_INSTRUCTIONS TO FOLLOW_: Pull out every line with the word "kind" from the entries below.

_RECORD EXTRACTS_:
|---|

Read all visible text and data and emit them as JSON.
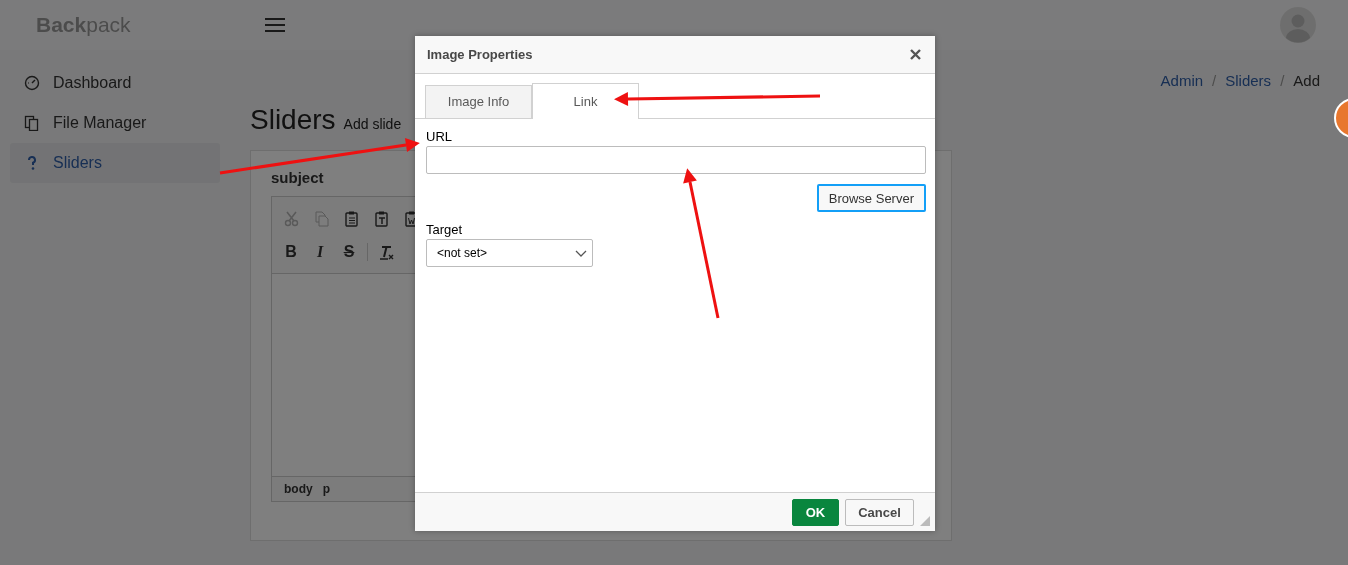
{
  "app": {
    "brand": "**Back**pack"
  },
  "sidebar": {
    "items": [
      {
        "label": "Dashboard",
        "selected": false
      },
      {
        "label": "File Manager",
        "selected": false
      },
      {
        "label": "Sliders",
        "selected": true
      }
    ]
  },
  "breadcrumb": {
    "separator": "/",
    "items": [
      {
        "label": "Admin",
        "link": true
      },
      {
        "label": "Sliders",
        "link": true
      },
      {
        "label": "Add",
        "link": false
      }
    ]
  },
  "page": {
    "title": "Sliders",
    "subtitle": "Add slide"
  },
  "field": {
    "label": "subject",
    "editor": {
      "toolbar_rows": [
        [
          {
            "kind": "cut",
            "disabled": true
          },
          {
            "kind": "copy",
            "disabled": true
          },
          {
            "kind": "paste",
            "disabled": false
          },
          {
            "kind": "pastetext",
            "disabled": false
          },
          {
            "kind": "pasteword",
            "disabled": false
          }
        ],
        [
          {
            "kind": "bold",
            "label": "B",
            "disabled": false
          },
          {
            "kind": "italic",
            "label": "I",
            "disabled": false
          },
          {
            "kind": "strike",
            "label": "S",
            "disabled": false
          },
          {
            "kind": "separator"
          },
          {
            "kind": "clearformat",
            "disabled": false
          }
        ]
      ],
      "path": [
        "body",
        "p"
      ]
    }
  },
  "dialog": {
    "title": "Image Properties",
    "tabs": [
      {
        "label": "Image Info",
        "selected": false
      },
      {
        "label": "Link",
        "selected": true
      }
    ],
    "url_label": "URL",
    "browse_button": {
      "label": "Browse Server",
      "focused": true
    },
    "target": {
      "label": "Target",
      "value": "<not set>"
    },
    "buttons": [
      {
        "label": "OK",
        "kind": "primary"
      },
      {
        "label": "Cancel",
        "kind": "secondary"
      }
    ]
  }
}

|---|

_SOLUTION_:
            "kind": "cut",
            "kind": "copy",
            "kind": "paste",
            "kind": "pastetext",
            "kind": "pasteword",
            "kind": "bold",
            "kind": "italic",
            "kind": "strike",
            "kind": "separator"
            "kind": "clearformat",
        "kind": "primary"
        "kind": "secondary"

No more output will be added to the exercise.